→ **Input records**
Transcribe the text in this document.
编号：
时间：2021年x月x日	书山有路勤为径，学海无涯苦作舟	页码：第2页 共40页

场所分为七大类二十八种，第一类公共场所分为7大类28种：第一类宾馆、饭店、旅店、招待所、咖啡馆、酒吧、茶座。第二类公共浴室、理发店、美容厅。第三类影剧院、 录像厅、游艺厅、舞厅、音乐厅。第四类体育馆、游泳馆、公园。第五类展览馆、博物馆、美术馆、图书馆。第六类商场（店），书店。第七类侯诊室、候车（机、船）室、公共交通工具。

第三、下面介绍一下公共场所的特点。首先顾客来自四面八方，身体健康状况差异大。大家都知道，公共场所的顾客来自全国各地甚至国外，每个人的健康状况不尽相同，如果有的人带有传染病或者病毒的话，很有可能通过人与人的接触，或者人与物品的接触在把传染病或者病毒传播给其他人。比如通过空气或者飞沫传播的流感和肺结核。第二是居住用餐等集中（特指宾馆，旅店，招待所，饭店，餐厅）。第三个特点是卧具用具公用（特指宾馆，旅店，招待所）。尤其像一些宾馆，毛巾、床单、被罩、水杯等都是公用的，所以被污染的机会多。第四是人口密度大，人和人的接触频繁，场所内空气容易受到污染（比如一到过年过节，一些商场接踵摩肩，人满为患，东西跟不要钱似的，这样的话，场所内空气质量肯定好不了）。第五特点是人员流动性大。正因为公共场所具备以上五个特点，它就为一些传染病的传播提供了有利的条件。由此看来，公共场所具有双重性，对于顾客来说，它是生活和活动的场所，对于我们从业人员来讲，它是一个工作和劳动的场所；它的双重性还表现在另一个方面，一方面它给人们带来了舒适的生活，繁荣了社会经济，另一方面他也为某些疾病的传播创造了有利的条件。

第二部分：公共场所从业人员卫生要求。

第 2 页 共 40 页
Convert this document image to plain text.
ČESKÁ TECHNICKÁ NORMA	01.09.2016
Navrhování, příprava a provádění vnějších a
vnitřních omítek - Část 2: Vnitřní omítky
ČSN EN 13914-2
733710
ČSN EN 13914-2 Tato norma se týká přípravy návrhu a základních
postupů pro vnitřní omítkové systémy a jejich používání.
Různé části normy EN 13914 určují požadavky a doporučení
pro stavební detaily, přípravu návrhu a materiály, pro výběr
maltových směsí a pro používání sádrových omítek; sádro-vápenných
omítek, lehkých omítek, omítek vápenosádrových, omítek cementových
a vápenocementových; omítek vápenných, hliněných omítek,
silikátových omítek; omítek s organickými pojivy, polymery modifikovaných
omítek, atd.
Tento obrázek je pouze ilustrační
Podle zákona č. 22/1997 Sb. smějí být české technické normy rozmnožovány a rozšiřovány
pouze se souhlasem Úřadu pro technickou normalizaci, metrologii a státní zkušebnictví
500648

==

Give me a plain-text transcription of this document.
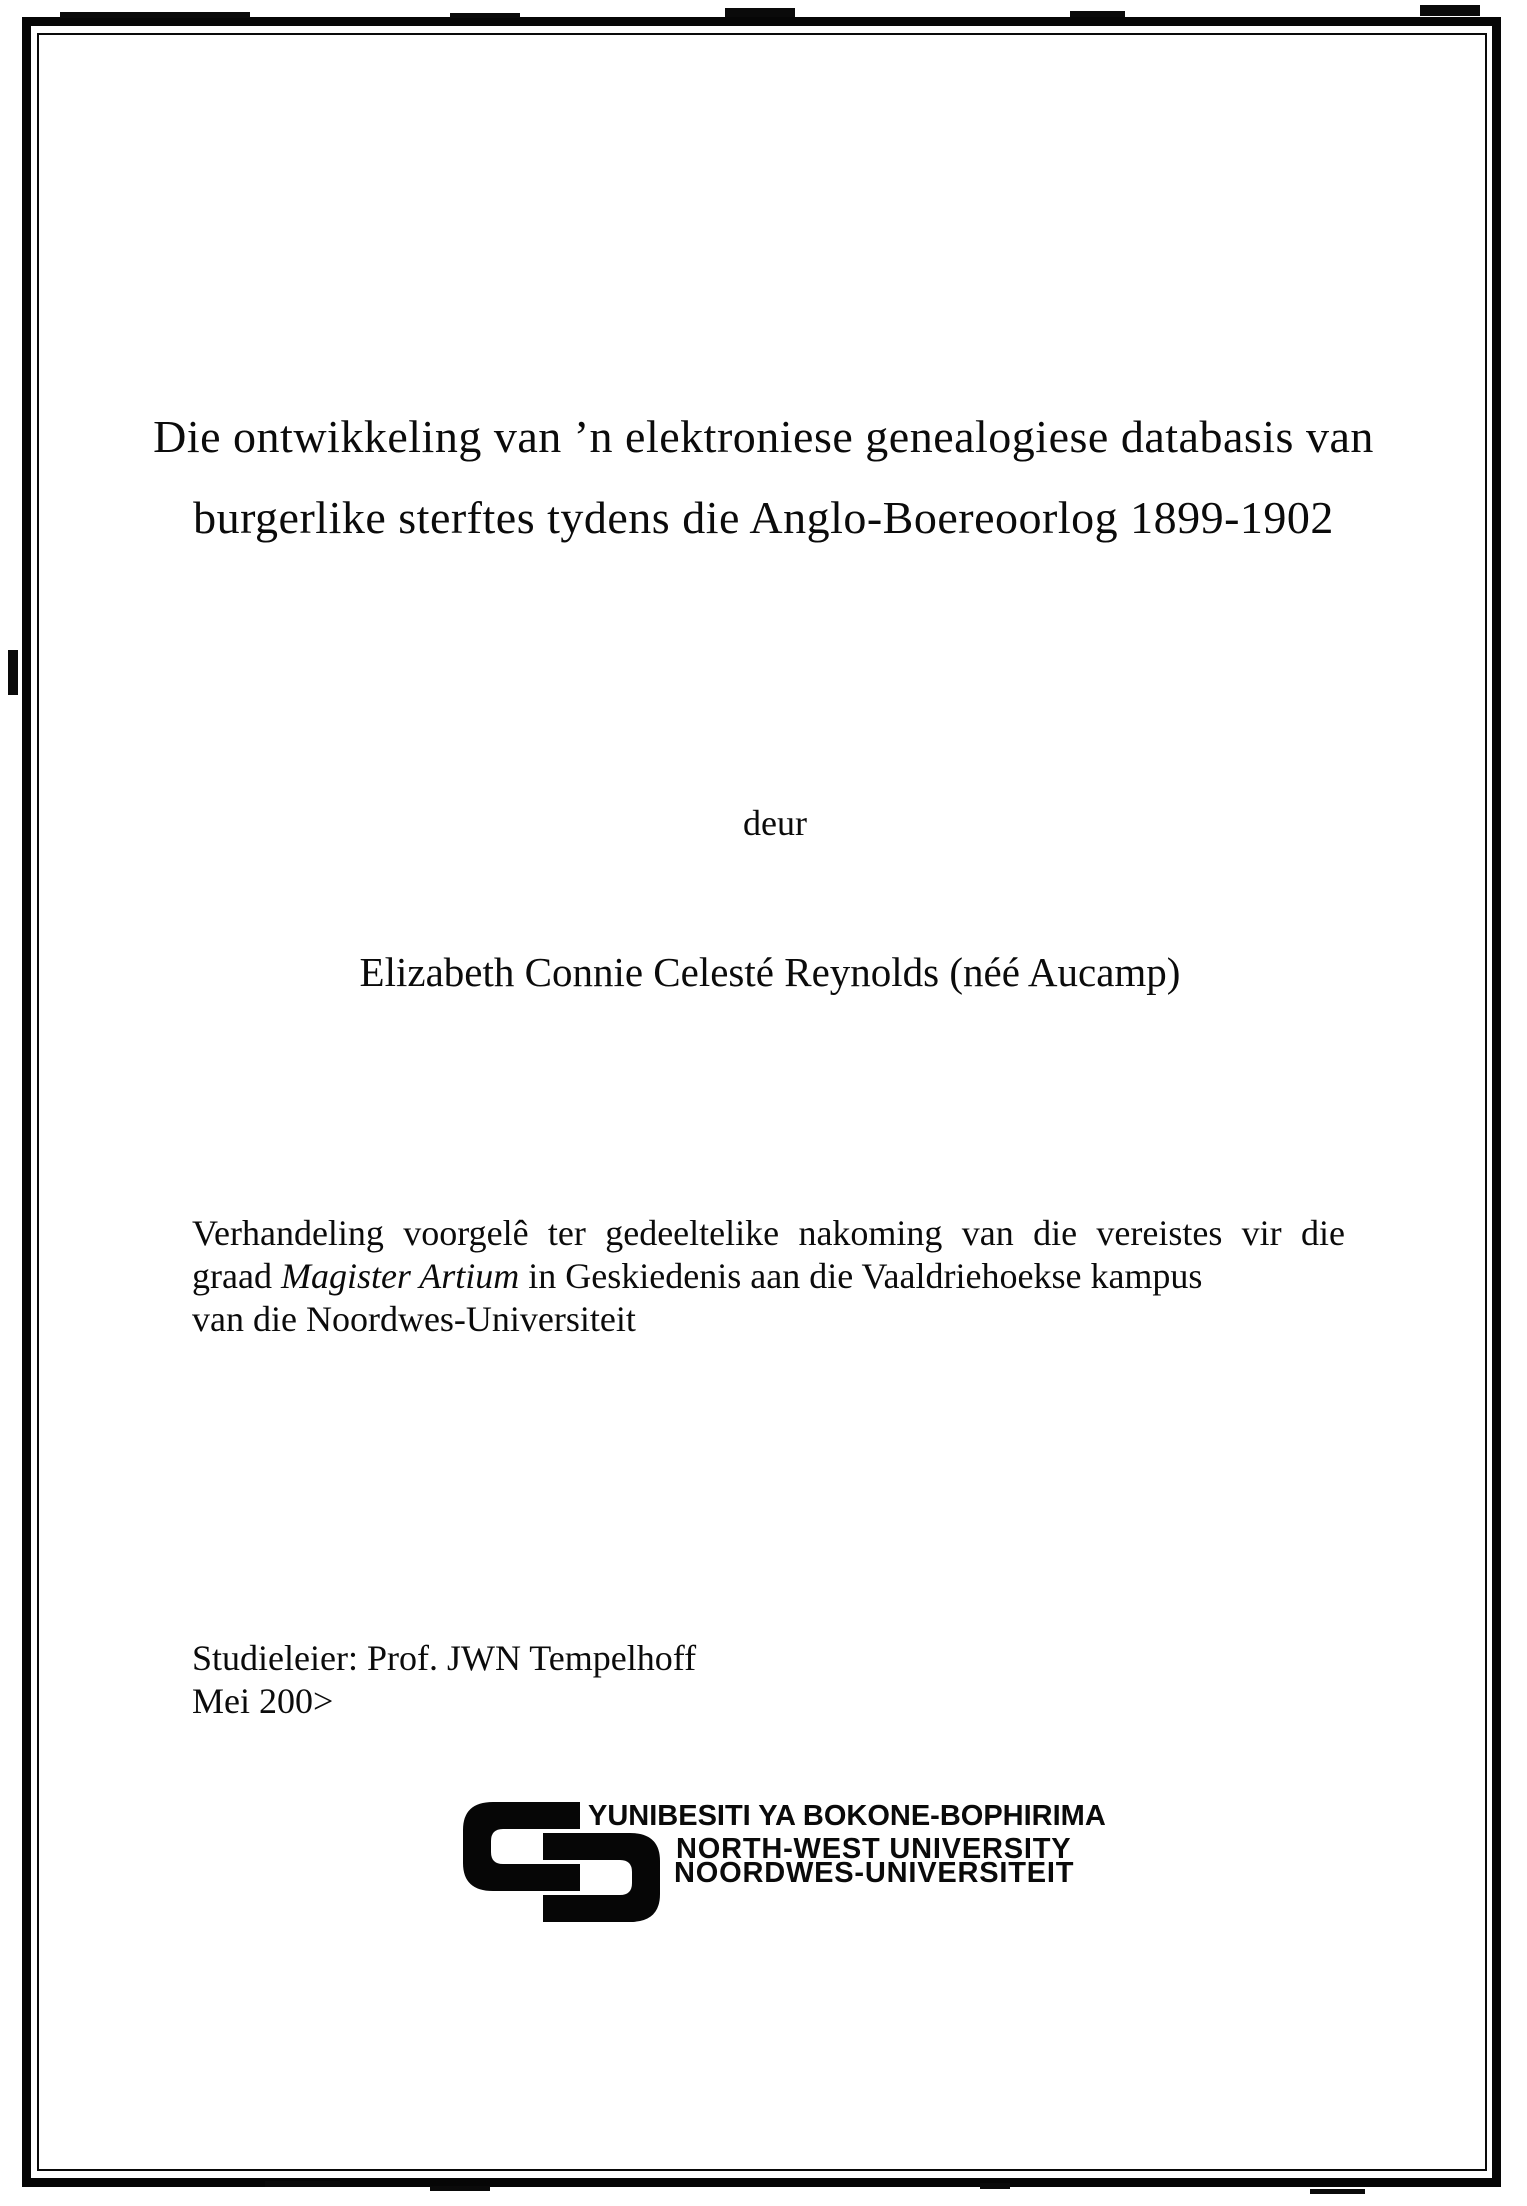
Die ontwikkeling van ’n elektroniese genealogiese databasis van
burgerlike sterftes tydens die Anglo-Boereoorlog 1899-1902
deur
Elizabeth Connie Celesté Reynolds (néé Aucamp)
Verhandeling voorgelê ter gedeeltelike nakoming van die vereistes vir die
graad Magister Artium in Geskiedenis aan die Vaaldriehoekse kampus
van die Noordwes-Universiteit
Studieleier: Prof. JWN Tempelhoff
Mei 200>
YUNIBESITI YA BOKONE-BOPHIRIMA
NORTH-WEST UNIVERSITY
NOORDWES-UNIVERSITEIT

...

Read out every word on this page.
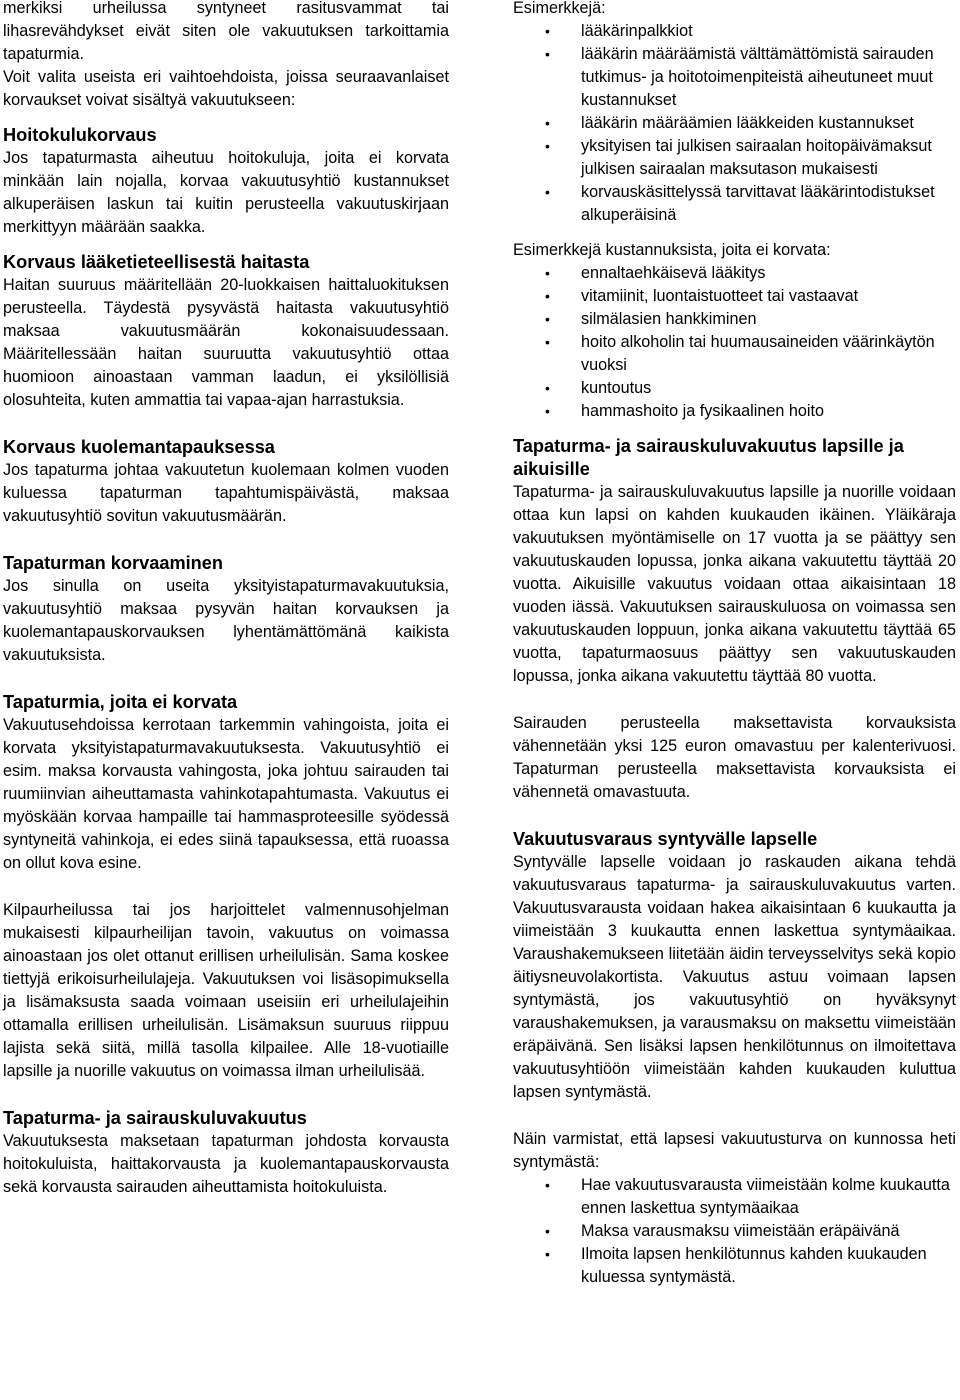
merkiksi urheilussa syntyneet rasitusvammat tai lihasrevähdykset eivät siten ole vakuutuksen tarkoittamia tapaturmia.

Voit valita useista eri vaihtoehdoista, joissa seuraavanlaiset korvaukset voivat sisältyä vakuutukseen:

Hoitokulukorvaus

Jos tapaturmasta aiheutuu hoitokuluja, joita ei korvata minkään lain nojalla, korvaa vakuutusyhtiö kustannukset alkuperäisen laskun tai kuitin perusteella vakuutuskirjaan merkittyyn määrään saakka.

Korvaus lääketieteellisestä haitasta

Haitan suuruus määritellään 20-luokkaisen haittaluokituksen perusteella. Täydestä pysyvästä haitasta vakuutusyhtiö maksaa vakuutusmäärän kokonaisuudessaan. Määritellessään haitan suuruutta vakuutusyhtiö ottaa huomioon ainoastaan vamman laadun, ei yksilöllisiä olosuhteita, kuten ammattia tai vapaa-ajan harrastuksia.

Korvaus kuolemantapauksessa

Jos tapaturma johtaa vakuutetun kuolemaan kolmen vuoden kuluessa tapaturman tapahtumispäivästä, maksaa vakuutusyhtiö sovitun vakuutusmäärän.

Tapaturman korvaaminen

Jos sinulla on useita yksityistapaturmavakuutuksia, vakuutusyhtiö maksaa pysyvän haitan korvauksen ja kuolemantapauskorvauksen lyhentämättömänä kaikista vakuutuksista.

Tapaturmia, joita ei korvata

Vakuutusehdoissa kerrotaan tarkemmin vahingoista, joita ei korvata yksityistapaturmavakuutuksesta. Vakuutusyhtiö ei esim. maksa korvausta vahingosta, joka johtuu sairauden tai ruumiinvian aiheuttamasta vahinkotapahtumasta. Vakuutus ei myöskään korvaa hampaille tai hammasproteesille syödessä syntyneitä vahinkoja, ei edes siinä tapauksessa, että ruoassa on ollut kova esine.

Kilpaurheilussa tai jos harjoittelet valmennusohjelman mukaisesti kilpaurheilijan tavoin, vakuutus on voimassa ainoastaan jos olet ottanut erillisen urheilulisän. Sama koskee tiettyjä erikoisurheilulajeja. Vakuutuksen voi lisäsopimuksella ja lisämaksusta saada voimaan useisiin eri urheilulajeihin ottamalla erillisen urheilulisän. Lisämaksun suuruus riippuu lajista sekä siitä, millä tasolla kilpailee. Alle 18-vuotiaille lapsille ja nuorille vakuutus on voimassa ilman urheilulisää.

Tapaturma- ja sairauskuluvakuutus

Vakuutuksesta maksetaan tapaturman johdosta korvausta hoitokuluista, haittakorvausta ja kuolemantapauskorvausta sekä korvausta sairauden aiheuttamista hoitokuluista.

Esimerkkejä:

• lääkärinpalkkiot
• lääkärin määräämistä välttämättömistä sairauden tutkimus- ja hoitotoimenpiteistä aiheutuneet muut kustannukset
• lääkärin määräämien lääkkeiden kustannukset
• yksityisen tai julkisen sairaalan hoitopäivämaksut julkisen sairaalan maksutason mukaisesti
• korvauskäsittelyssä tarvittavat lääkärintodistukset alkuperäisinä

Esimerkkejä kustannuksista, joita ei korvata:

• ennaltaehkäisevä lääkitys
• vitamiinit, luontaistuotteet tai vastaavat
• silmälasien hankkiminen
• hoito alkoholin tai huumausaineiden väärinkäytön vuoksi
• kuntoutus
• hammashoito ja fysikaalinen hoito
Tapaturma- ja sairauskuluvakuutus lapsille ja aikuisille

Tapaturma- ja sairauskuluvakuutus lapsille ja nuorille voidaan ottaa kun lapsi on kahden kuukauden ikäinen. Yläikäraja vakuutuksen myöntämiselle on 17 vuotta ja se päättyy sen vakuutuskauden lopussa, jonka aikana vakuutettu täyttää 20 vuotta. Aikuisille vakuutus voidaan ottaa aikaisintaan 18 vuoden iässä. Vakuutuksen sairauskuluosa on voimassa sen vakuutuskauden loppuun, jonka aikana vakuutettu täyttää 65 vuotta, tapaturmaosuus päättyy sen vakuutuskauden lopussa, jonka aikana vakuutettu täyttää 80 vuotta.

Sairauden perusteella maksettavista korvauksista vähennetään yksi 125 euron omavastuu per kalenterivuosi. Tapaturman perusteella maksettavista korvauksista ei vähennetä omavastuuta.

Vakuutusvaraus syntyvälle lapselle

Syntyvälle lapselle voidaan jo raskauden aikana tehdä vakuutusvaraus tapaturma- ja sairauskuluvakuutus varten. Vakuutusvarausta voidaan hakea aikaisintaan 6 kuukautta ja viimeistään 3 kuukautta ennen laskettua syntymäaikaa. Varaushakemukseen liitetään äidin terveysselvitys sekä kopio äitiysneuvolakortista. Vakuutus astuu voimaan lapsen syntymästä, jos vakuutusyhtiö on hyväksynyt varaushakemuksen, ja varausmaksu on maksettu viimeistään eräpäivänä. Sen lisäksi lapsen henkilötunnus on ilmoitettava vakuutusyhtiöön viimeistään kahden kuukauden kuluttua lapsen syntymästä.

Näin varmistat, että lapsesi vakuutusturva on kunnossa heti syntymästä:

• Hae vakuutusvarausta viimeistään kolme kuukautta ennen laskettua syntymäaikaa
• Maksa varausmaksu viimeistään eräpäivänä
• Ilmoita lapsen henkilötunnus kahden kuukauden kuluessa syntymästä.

→ **Work to do**
Identify and copy the lines holding the word "Esimerkkejä".

→ **Written answer**
Esimerkkejä:
Esimerkkejä kustannuksista, joita ei korvata:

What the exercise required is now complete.